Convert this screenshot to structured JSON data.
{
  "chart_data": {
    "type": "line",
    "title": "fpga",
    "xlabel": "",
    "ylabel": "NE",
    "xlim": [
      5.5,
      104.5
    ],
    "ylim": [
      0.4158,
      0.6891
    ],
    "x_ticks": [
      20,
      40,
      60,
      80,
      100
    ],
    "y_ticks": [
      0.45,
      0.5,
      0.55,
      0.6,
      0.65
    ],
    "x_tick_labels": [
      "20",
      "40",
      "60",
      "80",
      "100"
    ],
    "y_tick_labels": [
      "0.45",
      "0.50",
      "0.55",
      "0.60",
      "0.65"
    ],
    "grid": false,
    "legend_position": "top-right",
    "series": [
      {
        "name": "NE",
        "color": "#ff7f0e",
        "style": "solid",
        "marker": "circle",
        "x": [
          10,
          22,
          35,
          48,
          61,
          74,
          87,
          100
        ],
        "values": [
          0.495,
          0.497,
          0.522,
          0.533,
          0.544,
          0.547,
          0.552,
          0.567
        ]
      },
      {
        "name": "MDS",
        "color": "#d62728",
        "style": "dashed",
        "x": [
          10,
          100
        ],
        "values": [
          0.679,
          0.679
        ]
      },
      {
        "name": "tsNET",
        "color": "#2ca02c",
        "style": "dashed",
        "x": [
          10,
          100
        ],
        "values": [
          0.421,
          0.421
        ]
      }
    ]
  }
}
======
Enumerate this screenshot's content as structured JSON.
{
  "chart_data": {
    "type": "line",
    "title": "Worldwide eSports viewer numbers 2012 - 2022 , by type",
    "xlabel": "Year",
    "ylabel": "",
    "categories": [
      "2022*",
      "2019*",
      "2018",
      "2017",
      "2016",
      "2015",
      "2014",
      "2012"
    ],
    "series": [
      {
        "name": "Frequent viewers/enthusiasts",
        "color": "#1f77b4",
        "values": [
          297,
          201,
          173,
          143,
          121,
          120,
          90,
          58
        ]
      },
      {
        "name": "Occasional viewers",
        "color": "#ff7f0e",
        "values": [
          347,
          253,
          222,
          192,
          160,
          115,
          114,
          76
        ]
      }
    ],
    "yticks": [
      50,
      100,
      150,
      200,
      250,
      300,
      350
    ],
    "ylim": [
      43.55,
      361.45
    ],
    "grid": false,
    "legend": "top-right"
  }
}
======
INSTRUCTIONS FOR THE TASK — Using the listing above, say how many of its lines contain the string "name", giving nothing but the figure.

THE OUTPUT — 5